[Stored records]
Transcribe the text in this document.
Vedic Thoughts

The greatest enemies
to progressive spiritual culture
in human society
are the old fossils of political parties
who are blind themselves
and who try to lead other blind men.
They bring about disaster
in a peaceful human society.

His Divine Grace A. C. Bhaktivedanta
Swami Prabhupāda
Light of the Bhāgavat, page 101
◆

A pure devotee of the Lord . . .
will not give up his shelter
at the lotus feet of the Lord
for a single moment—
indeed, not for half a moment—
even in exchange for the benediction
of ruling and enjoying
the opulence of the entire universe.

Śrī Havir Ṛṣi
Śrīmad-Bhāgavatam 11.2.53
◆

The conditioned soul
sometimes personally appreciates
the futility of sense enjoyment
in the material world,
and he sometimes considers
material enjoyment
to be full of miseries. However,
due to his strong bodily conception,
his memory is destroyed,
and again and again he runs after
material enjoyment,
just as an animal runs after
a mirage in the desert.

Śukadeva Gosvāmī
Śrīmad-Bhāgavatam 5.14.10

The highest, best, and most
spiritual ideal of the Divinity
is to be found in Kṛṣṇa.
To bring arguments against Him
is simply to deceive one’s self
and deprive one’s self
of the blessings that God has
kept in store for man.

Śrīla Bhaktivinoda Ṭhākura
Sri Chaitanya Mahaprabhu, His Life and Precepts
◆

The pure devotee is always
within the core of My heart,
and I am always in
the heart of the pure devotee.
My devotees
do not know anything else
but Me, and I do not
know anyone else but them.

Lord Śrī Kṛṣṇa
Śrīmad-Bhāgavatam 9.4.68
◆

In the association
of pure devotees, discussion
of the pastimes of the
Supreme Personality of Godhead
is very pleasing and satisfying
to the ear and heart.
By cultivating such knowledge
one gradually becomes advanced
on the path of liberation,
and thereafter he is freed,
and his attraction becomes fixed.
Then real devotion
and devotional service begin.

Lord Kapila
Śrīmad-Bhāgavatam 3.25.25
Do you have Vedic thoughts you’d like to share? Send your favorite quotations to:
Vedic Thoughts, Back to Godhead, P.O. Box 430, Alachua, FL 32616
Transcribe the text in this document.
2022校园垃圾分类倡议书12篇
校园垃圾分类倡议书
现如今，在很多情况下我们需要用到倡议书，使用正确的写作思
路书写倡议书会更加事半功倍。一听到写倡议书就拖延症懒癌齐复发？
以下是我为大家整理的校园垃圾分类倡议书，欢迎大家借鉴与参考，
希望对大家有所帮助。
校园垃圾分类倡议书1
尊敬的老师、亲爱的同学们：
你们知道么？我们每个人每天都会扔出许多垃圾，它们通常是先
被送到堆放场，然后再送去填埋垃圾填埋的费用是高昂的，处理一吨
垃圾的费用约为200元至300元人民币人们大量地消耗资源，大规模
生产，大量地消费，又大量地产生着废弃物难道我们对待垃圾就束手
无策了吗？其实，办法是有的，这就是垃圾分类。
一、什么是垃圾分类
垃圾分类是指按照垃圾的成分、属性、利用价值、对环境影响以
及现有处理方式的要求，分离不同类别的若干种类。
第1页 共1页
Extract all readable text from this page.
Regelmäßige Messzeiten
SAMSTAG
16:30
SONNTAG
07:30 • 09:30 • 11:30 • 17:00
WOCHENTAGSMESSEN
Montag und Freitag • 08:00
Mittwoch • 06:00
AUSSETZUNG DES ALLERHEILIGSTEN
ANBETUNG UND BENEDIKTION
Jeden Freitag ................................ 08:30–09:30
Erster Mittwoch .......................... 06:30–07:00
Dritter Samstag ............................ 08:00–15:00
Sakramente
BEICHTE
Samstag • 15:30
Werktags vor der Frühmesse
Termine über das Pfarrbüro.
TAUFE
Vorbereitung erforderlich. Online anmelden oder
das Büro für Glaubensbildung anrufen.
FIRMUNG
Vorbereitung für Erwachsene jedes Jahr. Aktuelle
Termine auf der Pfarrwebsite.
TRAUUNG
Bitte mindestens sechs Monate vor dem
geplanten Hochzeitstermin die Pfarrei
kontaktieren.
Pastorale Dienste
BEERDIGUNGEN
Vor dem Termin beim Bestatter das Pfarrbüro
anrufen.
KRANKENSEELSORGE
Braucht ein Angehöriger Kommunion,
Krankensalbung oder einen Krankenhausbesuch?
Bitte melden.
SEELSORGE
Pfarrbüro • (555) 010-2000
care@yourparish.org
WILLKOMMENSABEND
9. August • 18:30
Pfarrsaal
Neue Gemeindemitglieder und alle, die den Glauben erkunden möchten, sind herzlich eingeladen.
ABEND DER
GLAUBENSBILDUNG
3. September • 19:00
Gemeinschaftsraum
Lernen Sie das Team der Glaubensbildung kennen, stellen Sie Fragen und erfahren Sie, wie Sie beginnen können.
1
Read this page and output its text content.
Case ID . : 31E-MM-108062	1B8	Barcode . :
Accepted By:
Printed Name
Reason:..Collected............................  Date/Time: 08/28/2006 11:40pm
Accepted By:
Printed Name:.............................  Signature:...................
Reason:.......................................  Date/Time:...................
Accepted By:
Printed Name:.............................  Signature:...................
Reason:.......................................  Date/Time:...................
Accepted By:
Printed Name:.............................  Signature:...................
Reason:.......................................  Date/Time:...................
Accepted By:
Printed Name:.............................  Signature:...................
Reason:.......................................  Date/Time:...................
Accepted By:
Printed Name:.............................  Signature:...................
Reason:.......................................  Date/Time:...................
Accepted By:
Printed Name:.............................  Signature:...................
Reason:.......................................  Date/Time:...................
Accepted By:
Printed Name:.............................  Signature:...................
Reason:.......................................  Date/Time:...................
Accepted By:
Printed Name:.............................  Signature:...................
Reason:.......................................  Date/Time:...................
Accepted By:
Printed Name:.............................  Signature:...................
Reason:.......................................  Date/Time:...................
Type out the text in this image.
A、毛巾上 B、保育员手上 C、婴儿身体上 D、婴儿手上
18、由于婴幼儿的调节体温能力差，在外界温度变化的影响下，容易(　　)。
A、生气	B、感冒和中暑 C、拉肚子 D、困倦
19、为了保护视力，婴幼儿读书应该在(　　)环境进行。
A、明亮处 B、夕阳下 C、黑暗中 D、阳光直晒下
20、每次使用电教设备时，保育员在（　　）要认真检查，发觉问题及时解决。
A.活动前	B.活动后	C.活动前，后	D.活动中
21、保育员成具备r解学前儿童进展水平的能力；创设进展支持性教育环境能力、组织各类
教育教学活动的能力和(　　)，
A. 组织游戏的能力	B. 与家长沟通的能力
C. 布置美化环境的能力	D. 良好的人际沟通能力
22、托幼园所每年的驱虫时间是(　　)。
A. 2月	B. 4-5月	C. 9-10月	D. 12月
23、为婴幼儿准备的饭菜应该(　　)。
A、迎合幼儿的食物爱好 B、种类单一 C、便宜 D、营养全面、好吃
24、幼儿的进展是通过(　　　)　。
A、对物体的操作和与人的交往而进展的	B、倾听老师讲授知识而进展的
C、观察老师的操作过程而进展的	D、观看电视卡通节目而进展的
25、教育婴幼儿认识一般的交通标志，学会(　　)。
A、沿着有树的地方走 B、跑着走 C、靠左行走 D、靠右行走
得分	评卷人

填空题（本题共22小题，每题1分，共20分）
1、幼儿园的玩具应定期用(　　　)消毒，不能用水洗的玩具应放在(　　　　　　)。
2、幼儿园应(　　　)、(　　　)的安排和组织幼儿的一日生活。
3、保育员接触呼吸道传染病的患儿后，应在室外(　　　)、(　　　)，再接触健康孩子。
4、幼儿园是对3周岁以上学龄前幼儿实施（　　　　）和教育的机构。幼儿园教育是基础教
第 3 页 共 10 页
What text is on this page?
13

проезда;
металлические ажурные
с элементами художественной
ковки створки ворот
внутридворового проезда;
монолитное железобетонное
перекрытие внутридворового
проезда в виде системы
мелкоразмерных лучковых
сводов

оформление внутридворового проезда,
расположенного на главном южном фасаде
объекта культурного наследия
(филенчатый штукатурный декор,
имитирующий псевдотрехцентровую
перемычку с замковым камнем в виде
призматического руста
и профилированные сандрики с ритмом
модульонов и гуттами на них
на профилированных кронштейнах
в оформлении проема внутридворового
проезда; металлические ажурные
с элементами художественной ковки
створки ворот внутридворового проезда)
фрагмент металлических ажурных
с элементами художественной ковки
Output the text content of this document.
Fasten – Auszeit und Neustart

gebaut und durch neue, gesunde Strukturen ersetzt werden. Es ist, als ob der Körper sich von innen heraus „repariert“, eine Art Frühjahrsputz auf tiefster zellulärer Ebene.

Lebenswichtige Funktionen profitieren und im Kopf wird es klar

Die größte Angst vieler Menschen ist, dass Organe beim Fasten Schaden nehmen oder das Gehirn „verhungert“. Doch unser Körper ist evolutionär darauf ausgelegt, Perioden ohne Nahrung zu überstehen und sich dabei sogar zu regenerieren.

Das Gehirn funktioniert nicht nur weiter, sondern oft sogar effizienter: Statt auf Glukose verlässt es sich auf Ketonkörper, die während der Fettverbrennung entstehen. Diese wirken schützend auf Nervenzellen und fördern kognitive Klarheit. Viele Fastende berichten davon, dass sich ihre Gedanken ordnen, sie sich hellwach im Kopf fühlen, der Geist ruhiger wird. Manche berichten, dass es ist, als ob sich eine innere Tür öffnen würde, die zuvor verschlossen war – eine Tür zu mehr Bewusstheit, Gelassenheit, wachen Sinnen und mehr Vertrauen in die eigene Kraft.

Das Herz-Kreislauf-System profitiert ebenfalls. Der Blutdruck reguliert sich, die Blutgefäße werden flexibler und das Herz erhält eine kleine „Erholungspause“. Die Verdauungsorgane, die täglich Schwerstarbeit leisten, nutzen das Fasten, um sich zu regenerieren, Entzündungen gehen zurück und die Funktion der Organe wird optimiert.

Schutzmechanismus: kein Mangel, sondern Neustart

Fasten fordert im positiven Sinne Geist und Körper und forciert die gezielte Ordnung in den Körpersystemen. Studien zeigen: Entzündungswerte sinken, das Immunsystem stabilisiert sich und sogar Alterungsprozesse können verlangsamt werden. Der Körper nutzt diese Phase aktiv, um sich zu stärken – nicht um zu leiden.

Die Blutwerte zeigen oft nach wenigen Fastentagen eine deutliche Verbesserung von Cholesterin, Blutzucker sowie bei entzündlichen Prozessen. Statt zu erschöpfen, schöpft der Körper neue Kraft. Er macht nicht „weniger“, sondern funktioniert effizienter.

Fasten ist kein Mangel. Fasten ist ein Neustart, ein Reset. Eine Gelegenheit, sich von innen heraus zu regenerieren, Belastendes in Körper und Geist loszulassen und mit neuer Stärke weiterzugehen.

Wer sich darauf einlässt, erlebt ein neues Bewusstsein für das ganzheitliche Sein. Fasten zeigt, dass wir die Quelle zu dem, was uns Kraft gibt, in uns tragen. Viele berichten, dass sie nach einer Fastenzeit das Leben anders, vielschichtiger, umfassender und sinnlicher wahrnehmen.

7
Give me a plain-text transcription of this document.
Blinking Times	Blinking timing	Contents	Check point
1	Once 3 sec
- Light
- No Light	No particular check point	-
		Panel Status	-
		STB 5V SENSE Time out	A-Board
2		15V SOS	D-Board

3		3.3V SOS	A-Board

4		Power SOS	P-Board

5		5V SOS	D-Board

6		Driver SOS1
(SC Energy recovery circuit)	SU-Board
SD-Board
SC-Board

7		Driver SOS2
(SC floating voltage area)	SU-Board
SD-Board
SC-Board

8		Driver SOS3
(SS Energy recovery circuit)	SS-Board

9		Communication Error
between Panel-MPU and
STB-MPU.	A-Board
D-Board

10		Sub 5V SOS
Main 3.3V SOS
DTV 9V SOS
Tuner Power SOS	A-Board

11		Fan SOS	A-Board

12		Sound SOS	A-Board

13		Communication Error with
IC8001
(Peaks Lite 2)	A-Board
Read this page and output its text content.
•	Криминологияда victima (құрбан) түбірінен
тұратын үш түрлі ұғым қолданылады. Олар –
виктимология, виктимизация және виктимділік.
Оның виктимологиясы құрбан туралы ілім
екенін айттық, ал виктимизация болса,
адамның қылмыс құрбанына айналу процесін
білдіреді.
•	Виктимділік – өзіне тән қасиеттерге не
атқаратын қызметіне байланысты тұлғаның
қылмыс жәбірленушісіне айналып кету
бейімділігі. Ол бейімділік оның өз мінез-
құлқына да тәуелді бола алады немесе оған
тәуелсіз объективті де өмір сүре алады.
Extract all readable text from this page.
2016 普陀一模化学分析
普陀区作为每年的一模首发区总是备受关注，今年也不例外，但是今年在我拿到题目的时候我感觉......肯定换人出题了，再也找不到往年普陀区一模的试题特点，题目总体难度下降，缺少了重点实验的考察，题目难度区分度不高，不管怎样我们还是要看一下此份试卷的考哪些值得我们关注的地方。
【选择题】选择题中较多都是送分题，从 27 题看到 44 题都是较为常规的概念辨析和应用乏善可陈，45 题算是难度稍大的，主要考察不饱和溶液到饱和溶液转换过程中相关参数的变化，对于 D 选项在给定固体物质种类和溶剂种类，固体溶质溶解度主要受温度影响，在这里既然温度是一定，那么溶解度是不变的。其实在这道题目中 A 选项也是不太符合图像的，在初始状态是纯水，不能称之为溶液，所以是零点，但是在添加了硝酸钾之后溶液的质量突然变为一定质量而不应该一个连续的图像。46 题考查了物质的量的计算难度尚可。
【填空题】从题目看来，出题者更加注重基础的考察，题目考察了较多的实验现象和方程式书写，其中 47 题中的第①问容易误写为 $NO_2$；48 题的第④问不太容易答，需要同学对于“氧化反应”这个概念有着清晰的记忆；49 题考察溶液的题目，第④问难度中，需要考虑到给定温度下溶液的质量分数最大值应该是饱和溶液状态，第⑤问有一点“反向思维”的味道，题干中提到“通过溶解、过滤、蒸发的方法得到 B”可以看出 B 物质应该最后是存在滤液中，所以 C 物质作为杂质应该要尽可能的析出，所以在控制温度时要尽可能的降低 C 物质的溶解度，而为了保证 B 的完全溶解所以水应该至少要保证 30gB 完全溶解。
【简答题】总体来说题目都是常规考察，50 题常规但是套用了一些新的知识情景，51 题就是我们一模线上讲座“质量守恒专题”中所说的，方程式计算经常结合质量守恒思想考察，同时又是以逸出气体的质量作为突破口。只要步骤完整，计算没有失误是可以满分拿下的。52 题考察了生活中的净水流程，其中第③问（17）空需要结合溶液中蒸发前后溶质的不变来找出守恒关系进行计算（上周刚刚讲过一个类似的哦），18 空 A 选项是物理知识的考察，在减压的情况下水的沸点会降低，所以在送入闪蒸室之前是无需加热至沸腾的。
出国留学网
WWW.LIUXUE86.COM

§ **Stated task**: Collect, from the material above, every line containing the word "funktioniert".

§ **Final result**:
Das Gehirn funktioniert nicht nur weiter, sondern oft sogar effizienter: Statt auf Glukose verlässt es sich auf Ketonkörper, die während der Fettverbrennung entstehen. Diese wirken schützend auf Nervenzellen und fördern kognitive Klarheit. Viele Fastende berichten davon, dass sich ihre Gedanken ordnen, sie sich hellwach im Kopf fühlen, der Geist ruhiger wird. Manche berichten, dass es ist, als ob sich eine innere Tür öffnen würde, die zuvor verschlossen war – eine Tür zu mehr Bewusstheit, Gelassenheit, wachen Sinnen und mehr Vertrauen in die eigene Kraft.
Die Blutwerte zeigen oft nach wenigen Fastentagen eine deutliche Verbesserung von Cholesterin, Blutzucker sowie bei entzündlichen Prozessen. Statt zu erschöpfen, schöpft der Körper neue Kraft. Er macht nicht „weniger“, sondern funktioniert effizienter.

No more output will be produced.